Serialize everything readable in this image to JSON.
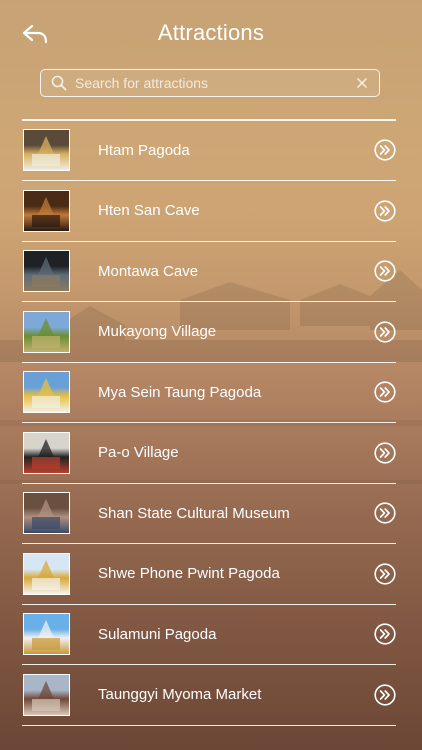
{
  "header": {
    "back_icon": "back-arrow-icon",
    "title": "Attractions"
  },
  "search": {
    "placeholder": "Search for attractions",
    "value": "",
    "icon": "search-icon",
    "clear_icon": "clear-icon"
  },
  "attractions": [
    {
      "name": "Htam Pagoda",
      "thumb_colors": [
        "#5a4a3a",
        "#d7b060",
        "#f0ece0"
      ]
    },
    {
      "name": "Hten San Cave",
      "thumb_colors": [
        "#4a2b15",
        "#c07a3a",
        "#2a1a10"
      ]
    },
    {
      "name": "Montawa Cave",
      "thumb_colors": [
        "#1e2226",
        "#5c6c78",
        "#8c7a60"
      ]
    },
    {
      "name": "Mukayong Village",
      "thumb_colors": [
        "#7ea8d8",
        "#6a8f30",
        "#c0b070"
      ]
    },
    {
      "name": "Mya Sein Taung Pagoda",
      "thumb_colors": [
        "#6aa0d8",
        "#e8c040",
        "#f2efe6"
      ]
    },
    {
      "name": "Pa-o Village",
      "thumb_colors": [
        "#d8d4cc",
        "#222222",
        "#b84030"
      ]
    },
    {
      "name": "Shan State Cultural Museum",
      "thumb_colors": [
        "#6a5040",
        "#b09080",
        "#3a4a68"
      ]
    },
    {
      "name": "Shwe Phone Pwint Pagoda",
      "thumb_colors": [
        "#d6e6f2",
        "#d8a838",
        "#f4f2ec"
      ]
    },
    {
      "name": "Sulamuni Pagoda",
      "thumb_colors": [
        "#6ab0e8",
        "#f0f0f0",
        "#c89838"
      ]
    },
    {
      "name": "Taunggyi Myoma Market",
      "thumb_colors": [
        "#a8b6c8",
        "#704838",
        "#d8c8b8"
      ]
    }
  ],
  "row_action_icon": "double-chevron-right-icon",
  "colors": {
    "text": "#ffffff",
    "background_top": "#d7b07f",
    "background_bottom": "#7b503d"
  }
}
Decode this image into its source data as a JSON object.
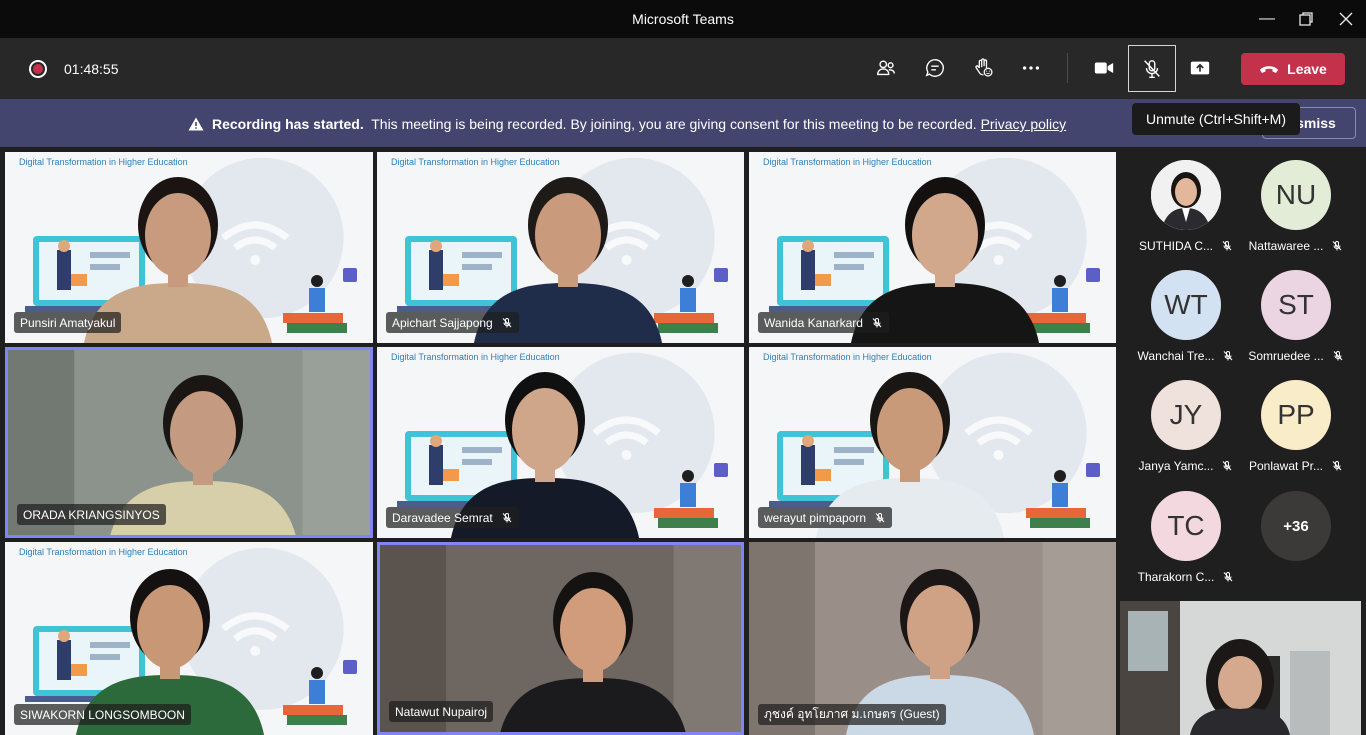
{
  "window": {
    "title": "Microsoft Teams"
  },
  "toolbar": {
    "timer": "01:48:55",
    "leave_label": "Leave"
  },
  "banner": {
    "bold": "Recording has started.",
    "text": "This meeting is being recorded. By joining, you are giving consent for this meeting to be recorded.",
    "link": "Privacy policy",
    "dismiss": "Dismiss"
  },
  "tooltip": "Unmute (Ctrl+Shift+M)",
  "slide_heading": "Digital Transformation in Higher Education",
  "tiles": [
    {
      "name": "Punsiri Amatyakul"
    },
    {
      "name": "Apichart Sajjapong"
    },
    {
      "name": "Wanida Kanarkard"
    },
    {
      "name": "ORADA KRIANGSINYOS"
    },
    {
      "name": "Daravadee Semrat"
    },
    {
      "name": "werayut pimpaporn"
    },
    {
      "name": "SIWAKORN LONGSOMBOON"
    },
    {
      "name": "Natawut Nupairoj"
    },
    {
      "name": "ภุชงค์ อุทโยภาศ ม.เกษตร (Guest)"
    }
  ],
  "roster": [
    {
      "name": "SUTHIDA C...",
      "initials": "",
      "color": "#ffffff"
    },
    {
      "name": "Nattawaree ...",
      "initials": "NU",
      "color": "#e3ecd6"
    },
    {
      "name": "Wanchai Tre...",
      "initials": "WT",
      "color": "#d3e2f3"
    },
    {
      "name": "Somruedee ...",
      "initials": "ST",
      "color": "#ecd5e3"
    },
    {
      "name": "Janya Yamc...",
      "initials": "JY",
      "color": "#efe2dd"
    },
    {
      "name": "Ponlawat Pr...",
      "initials": "PP",
      "color": "#f9ecc9"
    },
    {
      "name": "Tharakorn C...",
      "initials": "TC",
      "color": "#f3d8df"
    },
    {
      "name": "",
      "initials": "+36",
      "color": "#3b3a39"
    }
  ]
}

------------

WHAT IS REQUIRED:
Output every entry word for word, but omit the pictures.

FULL ANSWER:
Serialize everything readable in this image to JSON.
{
  "header": {
    "back_icon": "back-arrow-icon",
    "title": "Attractions"
  },
  "search": {
    "placeholder": "Search for attractions",
    "value": "",
    "icon": "search-icon",
    "clear_icon": "clear-icon"
  },
  "attractions": [
    {
      "name": "Htam Pagoda",
      "thumb_colors": [
        "#5a4a3a",
        "#d7b060",
        "#f0ece0"
      ]
    },
    {
      "name": "Hten San Cave",
      "thumb_colors": [
        "#4a2b15",
        "#c07a3a",
        "#2a1a10"
      ]
    },
    {
      "name": "Montawa Cave",
      "thumb_colors": [
        "#1e2226",
        "#5c6c78",
        "#8c7a60"
      ]
    },
    {
      "name": "Mukayong Village",
      "thumb_colors": [
        "#7ea8d8",
        "#6a8f30",
        "#c0b070"
      ]
    },
    {
      "name": "Mya Sein Taung Pagoda",
      "thumb_colors": [
        "#6aa0d8",
        "#e8c040",
        "#f2efe6"
      ]
    },
    {
      "name": "Pa-o Village",
      "thumb_colors": [
        "#d8d4cc",
        "#222222",
        "#b84030"
      ]
    },
    {
      "name": "Shan State Cultural Museum",
      "thumb_colors": [
        "#6a5040",
        "#b09080",
        "#3a4a68"
      ]
    },
    {
      "name": "Shwe Phone Pwint Pagoda",
      "thumb_colors": [
        "#d6e6f2",
        "#d8a838",
        "#f4f2ec"
      ]
    },
    {
      "name": "Sulamuni Pagoda",
      "thumb_colors": [
        "#6ab0e8",
        "#f0f0f0",
        "#c89838"
      ]
    },
    {
      "name": "Taunggyi Myoma Market",
      "thumb_colors": [
        "#a8b6c8",
        "#704838",
        "#d8c8b8"
      ]
    }
  ],
  "row_action_icon": "double-chevron-right-icon",
  "colors": {
    "text": "#ffffff",
    "background_top": "#d7b07f",
    "background_bottom": "#7b503d"
  }
}
Decode this image into its source data as a JSON object.
{
  "window": {
    "title": "Microsoft Teams"
  },
  "toolbar": {
    "timer": "01:48:55",
    "leave_label": "Leave"
  },
  "banner": {
    "bold": "Recording has started.",
    "text": "This meeting is being recorded. By joining, you are giving consent for this meeting to be recorded.",
    "link": "Privacy policy",
    "dismiss": "Dismiss"
  },
  "tooltip": "Unmute (Ctrl+Shift+M)",
  "slide_heading": "Digital Transformation in Higher Education",
  "tiles": [
    {
      "name": "Punsiri Amatyakul"
    },
    {
      "name": "Apichart Sajjapong"
    },
    {
      "name": "Wanida Kanarkard"
    },
    {
      "name": "ORADA KRIANGSINYOS"
    },
    {
      "name": "Daravadee Semrat"
    },
    {
      "name": "werayut pimpaporn"
    },
    {
      "name": "SIWAKORN LONGSOMBOON"
    },
    {
      "name": "Natawut Nupairoj"
    },
    {
      "name": "ภุชงค์ อุทโยภาศ ม.เกษตร (Guest)"
    }
  ],
  "roster": [
    {
      "name": "SUTHIDA C...",
      "initials": "",
      "color": "#ffffff"
    },
    {
      "name": "Nattawaree ...",
      "initials": "NU",
      "color": "#e3ecd6"
    },
    {
      "name": "Wanchai Tre...",
      "initials": "WT",
      "color": "#d3e2f3"
    },
    {
      "name": "Somruedee ...",
      "initials": "ST",
      "color": "#ecd5e3"
    },
    {
      "name": "Janya Yamc...",
      "initials": "JY",
      "color": "#efe2dd"
    },
    {
      "name": "Ponlawat Pr...",
      "initials": "PP",
      "color": "#f9ecc9"
    },
    {
      "name": "Tharakorn C...",
      "initials": "TC",
      "color": "#f3d8df"
    },
    {
      "name": "",
      "initials": "+36",
      "color": "#3b3a39"
    }
  ]
}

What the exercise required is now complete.